### Source records
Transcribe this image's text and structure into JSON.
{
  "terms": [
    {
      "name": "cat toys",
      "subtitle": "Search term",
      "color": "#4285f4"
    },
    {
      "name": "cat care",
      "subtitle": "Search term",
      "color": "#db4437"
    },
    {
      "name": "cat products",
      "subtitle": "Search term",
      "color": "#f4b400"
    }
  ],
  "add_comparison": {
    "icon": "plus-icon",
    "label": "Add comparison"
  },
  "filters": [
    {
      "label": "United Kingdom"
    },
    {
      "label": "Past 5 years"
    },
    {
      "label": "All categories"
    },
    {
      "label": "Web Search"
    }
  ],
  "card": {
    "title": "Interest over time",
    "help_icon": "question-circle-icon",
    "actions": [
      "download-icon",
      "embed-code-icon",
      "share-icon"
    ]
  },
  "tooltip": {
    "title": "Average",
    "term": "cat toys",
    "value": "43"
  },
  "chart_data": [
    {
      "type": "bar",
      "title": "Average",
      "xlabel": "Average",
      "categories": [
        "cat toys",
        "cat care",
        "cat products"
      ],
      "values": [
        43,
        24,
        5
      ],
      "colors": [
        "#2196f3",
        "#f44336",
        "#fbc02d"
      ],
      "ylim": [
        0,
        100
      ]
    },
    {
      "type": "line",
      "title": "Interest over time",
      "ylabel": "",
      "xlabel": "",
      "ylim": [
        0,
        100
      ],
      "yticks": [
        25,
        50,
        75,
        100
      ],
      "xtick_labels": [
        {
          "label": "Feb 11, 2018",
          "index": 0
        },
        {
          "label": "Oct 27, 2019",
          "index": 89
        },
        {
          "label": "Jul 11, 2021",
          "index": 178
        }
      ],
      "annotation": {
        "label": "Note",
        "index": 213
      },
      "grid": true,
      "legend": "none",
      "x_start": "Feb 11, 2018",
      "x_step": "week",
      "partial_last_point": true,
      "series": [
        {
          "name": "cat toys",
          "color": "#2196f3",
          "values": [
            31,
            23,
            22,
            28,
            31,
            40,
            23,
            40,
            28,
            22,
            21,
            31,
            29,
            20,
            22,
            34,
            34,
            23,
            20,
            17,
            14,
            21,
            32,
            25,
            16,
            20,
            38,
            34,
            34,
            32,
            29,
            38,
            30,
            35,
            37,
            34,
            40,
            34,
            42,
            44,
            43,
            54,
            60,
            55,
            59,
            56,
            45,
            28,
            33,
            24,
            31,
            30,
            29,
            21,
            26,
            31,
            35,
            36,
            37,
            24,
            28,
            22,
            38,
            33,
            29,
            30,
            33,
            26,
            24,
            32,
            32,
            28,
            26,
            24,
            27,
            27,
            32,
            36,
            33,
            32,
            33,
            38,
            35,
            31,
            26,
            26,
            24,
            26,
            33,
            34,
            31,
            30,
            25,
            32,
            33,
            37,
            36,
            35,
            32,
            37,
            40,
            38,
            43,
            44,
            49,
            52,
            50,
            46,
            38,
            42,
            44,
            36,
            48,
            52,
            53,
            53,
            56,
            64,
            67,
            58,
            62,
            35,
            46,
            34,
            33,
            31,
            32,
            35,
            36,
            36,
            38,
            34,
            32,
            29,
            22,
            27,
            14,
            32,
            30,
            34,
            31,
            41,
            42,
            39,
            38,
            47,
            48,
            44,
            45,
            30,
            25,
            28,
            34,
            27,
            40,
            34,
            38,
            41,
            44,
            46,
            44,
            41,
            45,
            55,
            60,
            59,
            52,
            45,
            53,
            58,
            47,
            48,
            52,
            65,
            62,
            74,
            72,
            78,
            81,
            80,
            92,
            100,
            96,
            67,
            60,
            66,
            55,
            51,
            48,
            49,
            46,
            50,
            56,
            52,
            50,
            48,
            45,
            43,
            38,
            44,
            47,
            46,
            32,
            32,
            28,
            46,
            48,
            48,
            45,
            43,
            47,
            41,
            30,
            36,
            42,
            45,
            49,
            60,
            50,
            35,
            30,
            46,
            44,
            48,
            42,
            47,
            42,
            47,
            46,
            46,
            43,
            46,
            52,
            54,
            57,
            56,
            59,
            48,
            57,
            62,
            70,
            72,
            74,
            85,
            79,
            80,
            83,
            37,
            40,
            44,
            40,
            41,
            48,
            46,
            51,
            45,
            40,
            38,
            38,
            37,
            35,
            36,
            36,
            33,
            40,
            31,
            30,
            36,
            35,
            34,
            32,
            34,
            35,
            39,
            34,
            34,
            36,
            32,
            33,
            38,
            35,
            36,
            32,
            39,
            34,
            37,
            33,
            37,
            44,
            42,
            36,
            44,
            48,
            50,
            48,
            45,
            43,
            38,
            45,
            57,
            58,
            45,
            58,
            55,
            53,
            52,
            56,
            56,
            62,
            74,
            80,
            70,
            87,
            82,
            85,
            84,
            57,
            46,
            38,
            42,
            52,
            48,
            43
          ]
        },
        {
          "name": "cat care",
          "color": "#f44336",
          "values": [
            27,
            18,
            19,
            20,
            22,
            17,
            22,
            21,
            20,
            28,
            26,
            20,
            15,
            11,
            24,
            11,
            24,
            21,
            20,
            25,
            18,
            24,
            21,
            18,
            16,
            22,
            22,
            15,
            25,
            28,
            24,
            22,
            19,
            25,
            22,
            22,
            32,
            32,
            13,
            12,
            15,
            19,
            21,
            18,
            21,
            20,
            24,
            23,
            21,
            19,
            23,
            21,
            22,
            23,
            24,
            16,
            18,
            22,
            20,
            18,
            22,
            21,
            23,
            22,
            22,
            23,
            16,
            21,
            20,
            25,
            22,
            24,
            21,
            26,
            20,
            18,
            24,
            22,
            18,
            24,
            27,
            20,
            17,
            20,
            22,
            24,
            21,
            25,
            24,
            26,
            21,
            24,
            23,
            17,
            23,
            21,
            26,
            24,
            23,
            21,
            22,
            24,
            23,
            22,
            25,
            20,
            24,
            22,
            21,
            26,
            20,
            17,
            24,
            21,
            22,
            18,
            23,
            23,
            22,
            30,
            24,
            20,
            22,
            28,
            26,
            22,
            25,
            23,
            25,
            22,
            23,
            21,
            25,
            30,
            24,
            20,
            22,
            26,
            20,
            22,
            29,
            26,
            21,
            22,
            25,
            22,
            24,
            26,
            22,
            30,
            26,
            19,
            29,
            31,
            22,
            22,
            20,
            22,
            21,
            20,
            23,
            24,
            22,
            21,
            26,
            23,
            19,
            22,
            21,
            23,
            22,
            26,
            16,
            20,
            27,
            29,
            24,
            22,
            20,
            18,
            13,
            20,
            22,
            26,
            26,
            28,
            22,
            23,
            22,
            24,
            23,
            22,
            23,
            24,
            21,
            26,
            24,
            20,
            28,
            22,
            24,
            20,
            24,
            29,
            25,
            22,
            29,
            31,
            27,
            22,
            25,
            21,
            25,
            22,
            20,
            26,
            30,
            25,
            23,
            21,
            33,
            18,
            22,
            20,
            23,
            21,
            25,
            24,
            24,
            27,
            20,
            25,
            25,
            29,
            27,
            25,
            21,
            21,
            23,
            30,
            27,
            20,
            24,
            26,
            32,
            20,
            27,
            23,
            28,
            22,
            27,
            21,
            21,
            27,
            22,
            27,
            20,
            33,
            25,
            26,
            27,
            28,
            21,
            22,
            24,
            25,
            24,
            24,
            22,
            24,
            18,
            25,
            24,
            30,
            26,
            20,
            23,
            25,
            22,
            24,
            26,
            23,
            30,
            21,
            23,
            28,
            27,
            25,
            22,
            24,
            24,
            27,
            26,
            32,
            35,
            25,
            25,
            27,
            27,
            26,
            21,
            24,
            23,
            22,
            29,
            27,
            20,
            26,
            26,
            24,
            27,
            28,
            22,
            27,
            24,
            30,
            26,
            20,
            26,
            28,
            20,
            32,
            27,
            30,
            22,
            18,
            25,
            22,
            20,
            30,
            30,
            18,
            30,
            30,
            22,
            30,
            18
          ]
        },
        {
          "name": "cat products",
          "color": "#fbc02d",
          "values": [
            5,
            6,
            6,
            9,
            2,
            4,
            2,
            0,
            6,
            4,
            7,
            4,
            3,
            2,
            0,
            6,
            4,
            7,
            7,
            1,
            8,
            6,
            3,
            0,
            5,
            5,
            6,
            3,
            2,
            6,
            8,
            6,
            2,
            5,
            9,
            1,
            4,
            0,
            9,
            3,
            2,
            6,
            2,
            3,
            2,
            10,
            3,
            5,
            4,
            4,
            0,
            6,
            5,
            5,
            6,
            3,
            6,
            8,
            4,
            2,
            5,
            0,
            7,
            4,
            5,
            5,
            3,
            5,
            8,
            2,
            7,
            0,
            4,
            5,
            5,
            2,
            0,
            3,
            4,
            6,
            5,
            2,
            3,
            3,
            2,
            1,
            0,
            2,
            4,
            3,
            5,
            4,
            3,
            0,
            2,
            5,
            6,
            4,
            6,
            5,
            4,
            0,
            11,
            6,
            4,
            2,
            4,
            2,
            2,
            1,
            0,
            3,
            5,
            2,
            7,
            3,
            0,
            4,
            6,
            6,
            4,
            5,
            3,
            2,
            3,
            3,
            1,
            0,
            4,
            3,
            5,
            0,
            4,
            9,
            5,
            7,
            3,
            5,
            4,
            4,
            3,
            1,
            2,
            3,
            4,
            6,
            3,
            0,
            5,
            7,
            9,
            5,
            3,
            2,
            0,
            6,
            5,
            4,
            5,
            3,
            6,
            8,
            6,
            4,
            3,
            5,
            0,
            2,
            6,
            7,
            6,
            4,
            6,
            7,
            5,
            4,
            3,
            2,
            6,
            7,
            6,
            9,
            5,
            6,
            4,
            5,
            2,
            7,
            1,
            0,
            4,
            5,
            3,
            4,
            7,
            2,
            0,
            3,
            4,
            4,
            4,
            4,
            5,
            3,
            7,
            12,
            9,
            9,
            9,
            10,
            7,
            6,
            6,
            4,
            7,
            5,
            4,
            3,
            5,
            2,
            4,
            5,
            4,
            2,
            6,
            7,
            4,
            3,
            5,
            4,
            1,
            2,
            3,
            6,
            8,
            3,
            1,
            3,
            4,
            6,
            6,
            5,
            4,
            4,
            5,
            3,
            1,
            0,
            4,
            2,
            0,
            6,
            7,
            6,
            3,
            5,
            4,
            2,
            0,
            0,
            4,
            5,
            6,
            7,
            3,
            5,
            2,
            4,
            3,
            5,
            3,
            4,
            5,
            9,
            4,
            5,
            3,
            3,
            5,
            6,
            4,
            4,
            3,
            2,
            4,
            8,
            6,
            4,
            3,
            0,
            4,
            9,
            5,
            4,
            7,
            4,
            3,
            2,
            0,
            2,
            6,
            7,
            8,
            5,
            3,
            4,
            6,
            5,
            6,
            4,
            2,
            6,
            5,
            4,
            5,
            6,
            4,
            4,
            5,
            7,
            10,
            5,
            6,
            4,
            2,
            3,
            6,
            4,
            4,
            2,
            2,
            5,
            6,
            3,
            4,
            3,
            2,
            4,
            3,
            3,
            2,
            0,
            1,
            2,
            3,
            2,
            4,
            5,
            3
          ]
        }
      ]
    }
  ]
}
######
(Your objective) How many lines in the records above contain the word "icon"? Reply with the number alone.

(Task solution) 5